▶ [Available records]
Start

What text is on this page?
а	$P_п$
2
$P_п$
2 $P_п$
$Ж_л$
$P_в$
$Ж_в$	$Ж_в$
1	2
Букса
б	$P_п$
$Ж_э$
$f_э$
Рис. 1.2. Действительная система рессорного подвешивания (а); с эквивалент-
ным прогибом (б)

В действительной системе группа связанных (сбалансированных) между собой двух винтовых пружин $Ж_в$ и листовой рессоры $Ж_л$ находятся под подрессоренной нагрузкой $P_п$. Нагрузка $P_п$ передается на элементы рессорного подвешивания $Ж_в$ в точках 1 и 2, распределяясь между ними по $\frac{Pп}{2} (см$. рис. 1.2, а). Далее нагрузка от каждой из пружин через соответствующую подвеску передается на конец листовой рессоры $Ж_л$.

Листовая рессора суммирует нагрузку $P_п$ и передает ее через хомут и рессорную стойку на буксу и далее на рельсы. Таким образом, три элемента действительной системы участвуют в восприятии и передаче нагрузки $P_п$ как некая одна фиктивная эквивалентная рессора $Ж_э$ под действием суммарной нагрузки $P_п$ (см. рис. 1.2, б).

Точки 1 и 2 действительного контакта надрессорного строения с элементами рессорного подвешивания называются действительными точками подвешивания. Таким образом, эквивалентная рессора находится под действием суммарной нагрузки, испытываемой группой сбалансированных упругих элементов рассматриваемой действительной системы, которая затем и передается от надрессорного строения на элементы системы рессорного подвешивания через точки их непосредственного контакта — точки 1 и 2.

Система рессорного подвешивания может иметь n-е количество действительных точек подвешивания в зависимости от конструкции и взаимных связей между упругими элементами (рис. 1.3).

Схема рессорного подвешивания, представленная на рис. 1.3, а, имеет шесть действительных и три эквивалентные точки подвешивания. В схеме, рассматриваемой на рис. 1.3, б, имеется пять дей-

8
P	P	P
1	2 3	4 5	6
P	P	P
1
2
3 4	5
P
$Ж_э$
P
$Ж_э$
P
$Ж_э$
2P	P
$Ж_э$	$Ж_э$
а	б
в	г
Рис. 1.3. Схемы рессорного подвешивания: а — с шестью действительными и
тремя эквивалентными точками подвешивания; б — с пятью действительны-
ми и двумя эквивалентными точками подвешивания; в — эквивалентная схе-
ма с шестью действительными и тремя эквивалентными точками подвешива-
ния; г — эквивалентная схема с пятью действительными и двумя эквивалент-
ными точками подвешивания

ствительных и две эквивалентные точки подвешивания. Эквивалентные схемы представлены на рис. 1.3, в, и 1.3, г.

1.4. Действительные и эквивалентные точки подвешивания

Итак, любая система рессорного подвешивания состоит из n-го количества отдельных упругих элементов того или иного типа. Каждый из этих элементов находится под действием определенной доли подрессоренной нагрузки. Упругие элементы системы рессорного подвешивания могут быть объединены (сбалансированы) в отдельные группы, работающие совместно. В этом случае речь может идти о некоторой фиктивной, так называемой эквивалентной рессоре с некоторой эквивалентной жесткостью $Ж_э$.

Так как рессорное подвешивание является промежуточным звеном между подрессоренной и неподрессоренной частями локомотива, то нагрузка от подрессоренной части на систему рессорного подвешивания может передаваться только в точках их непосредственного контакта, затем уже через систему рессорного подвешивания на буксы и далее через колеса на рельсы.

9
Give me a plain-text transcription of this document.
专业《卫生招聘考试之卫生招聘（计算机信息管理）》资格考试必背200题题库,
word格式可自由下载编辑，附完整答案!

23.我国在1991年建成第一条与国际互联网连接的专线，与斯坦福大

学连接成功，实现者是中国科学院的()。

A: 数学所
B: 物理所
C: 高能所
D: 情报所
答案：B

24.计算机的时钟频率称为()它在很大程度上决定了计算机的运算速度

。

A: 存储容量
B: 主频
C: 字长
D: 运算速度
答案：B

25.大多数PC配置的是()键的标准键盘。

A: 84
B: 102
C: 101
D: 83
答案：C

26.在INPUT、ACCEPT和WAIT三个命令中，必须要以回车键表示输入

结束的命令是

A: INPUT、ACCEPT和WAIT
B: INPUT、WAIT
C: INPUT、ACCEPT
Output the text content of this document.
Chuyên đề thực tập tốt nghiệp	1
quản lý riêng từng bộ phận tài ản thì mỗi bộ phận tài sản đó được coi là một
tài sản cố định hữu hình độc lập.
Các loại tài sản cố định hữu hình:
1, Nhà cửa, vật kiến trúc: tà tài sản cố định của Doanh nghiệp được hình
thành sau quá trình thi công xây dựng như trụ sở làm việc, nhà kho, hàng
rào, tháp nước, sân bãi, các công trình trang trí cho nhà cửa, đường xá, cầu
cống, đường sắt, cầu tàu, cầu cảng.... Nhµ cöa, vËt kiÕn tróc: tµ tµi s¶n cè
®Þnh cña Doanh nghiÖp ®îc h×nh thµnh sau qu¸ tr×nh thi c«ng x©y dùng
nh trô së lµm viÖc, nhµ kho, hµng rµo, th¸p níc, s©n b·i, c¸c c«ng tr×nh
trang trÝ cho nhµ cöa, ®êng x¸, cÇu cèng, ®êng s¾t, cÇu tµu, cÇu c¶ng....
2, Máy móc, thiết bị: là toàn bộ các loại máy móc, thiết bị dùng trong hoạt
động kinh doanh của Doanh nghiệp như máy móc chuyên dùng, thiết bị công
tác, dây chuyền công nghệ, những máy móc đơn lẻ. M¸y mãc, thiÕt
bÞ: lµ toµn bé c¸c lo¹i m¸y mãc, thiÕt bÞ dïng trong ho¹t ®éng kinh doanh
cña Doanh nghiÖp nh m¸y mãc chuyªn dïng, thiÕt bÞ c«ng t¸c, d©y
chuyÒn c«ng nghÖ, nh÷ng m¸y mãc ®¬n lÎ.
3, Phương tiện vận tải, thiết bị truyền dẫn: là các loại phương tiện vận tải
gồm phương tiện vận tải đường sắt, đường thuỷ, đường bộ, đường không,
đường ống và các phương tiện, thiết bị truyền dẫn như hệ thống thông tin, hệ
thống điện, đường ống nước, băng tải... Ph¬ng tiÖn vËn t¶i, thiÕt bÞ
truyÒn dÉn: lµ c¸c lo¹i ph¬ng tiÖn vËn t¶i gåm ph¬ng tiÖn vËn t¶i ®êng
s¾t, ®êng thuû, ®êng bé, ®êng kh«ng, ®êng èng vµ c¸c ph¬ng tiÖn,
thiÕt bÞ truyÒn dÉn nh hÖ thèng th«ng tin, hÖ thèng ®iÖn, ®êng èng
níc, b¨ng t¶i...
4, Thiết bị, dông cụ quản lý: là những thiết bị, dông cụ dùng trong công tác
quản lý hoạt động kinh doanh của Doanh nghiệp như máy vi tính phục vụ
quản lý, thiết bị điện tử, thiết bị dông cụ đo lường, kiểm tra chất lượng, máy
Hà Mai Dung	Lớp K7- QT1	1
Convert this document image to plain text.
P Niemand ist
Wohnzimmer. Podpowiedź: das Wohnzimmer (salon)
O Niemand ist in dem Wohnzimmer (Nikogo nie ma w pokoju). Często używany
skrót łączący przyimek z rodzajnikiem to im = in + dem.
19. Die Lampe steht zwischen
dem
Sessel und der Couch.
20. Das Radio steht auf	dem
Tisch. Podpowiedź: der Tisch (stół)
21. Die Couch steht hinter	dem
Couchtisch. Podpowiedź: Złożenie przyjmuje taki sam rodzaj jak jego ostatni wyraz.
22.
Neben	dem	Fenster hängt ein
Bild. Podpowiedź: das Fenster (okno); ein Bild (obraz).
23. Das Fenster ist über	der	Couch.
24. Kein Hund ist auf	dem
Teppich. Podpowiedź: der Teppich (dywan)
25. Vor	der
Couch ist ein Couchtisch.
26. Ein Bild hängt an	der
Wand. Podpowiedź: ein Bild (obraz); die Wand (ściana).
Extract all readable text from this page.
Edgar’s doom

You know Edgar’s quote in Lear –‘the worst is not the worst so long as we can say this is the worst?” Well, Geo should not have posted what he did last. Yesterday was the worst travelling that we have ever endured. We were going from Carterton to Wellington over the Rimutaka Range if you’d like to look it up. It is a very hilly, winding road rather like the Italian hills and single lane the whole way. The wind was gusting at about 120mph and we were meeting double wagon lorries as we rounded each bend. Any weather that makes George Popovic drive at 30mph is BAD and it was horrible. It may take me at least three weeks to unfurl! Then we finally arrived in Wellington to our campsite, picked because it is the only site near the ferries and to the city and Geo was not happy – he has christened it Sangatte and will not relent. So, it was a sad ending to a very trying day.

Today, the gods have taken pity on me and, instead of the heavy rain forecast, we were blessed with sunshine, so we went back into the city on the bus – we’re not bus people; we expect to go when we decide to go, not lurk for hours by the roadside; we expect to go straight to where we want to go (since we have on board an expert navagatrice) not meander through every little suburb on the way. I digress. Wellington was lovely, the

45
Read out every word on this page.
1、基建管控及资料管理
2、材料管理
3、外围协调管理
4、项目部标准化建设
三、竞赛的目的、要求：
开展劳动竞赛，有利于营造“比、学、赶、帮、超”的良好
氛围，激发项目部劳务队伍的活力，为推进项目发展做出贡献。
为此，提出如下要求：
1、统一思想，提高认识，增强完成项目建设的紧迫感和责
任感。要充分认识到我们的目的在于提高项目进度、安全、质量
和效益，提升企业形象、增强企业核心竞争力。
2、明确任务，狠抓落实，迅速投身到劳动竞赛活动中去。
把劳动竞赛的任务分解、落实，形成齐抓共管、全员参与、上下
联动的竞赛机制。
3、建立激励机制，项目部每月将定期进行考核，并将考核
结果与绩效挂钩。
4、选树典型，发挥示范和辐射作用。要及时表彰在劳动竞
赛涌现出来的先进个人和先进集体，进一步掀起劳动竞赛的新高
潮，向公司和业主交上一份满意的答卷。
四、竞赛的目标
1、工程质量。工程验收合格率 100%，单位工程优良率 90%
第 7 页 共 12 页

End

▶ [What is expected]
Extract, exactly, the lines above that begin at the line containing "Read out every word on this page." and end at the final line of the records; add no other text.

▶ [Finished exercise]
Read out every word on this page.
1、基建管控及资料管理
2、材料管理
3、外围协调管理
4、项目部标准化建设
三、竞赛的目的、要求：
开展劳动竞赛，有利于营造“比、学、赶、帮、超”的良好
氛围，激发项目部劳务队伍的活力，为推进项目发展做出贡献。
为此，提出如下要求：
1、统一思想，提高认识，增强完成项目建设的紧迫感和责
任感。要充分认识到我们的目的在于提高项目进度、安全、质量
和效益，提升企业形象、增强企业核心竞争力。
2、明确任务，狠抓落实，迅速投身到劳动竞赛活动中去。
把劳动竞赛的任务分解、落实，形成齐抓共管、全员参与、上下
联动的竞赛机制。
3、建立激励机制，项目部每月将定期进行考核，并将考核
结果与绩效挂钩。
4、选树典型，发挥示范和辐射作用。要及时表彰在劳动竞
赛涌现出来的先进个人和先进集体，进一步掀起劳动竞赛的新高
潮，向公司和业主交上一份满意的答卷。
四、竞赛的目标
1、工程质量。工程验收合格率 100%，单位工程优良率 90%
第 7 页 共 12 页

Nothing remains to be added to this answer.